Exercise aim
Every record must be transcribed in its entirety, apart from the images, which are to be omitted.

[Collected data entries]
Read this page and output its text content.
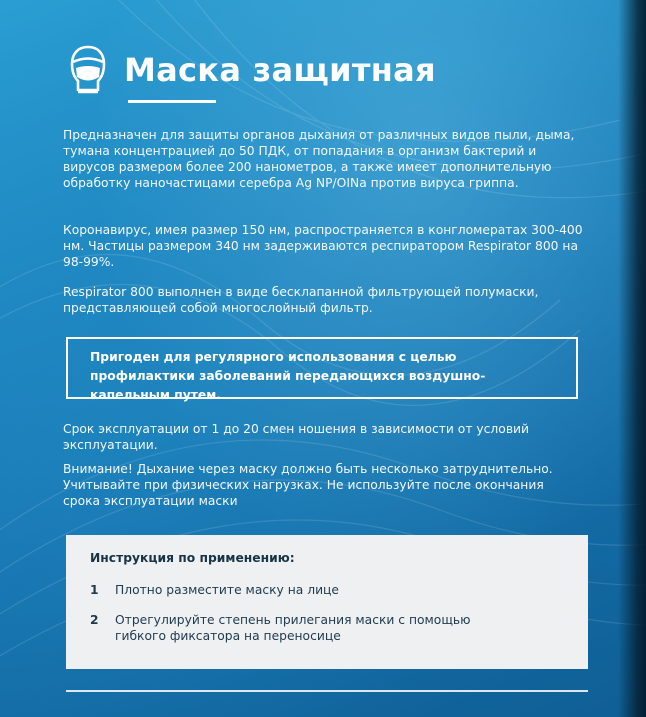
Маска защитная
Предназначен для защиты органов дыхания от различных видов пыли, дыма, тумана концентрацией до 50 ПДК, от попадания в организм бактерий и вирусов размером более 200 нанометров, а также имеет дополнительную обработку наночастицами серебра Ag NP/OINa против вируса гриппа.
Коронавирус, имея размер 150 нм, распространяется в конгломератах 300-400 нм. Частицы размером 340 нм задерживаются респиратором Respirator 800 на 98-99%.
Respirator 800 выполнен в виде бесклапанной фильтрующей полумаски, представляющей собой многослойный фильтр.
Пригоден для регулярного использования с целью профилактики заболеваний передающихся воздушно-капельным путем.
Срок эксплуатации от 1 до 20 смен ношения в зависимости от условий эксплуатации.
Внимание! Дыхание через маску должно быть несколько затруднительно. Учитывайте при физических нагрузках. Не используйте после окончания срока эксплуатации маски
Инструкция по применению:
1	Плотно разместите маску на лице
2	Отрегулируйте степень прилегания маски с помощью гибкого фиксатора на переносице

Problem solution
Read this page and output its text content.
Маска защитная
Предназначен для защиты органов дыхания от различных видов пыли, дыма, тумана концентрацией до 50 ПДК, от попадания в организм бактерий и вирусов размером более 200 нанометров, а также имеет дополнительную обработку наночастицами серебра Ag NP/OINa против вируса гриппа.
Коронавирус, имея размер 150 нм, распространяется в конгломератах 300-400 нм. Частицы размером 340 нм задерживаются респиратором Respirator 800 на 98-99%.
Respirator 800 выполнен в виде бесклапанной фильтрующей полумаски, представляющей собой многослойный фильтр.
Пригоден для регулярного использования с целью профилактики заболеваний передающихся воздушно-капельным путем.
Срок эксплуатации от 1 до 20 смен ношения в зависимости от условий эксплуатации.
Внимание! Дыхание через маску должно быть несколько затруднительно. Учитывайте при физических нагрузках. Не используйте после окончания срока эксплуатации маски
Инструкция по применению:
1	Плотно разместите маску на лице
2	Отрегулируйте степень прилегания маски с помощью гибкого фиксатора на переносице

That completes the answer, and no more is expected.